Find each line holding the word "inzicht" and give the total alone.

* Record list *
— START —

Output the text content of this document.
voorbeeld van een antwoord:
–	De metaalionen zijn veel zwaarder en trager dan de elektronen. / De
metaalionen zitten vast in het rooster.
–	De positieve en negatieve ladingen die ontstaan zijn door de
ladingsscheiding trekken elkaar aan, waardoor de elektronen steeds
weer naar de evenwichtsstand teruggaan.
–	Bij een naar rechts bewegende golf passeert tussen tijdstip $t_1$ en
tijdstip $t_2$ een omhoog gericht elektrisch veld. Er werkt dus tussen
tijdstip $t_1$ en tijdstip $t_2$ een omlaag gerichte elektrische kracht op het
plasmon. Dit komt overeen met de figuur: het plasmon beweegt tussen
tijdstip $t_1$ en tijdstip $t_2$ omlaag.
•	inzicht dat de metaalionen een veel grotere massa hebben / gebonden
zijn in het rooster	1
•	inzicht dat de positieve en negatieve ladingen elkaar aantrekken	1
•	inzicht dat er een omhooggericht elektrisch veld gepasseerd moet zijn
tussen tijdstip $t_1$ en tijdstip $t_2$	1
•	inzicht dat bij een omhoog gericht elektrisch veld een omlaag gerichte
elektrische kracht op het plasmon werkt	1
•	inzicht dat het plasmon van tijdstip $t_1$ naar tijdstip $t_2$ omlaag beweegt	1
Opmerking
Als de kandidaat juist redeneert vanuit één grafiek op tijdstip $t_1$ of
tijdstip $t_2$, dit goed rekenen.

— END —

* Exercise response *
5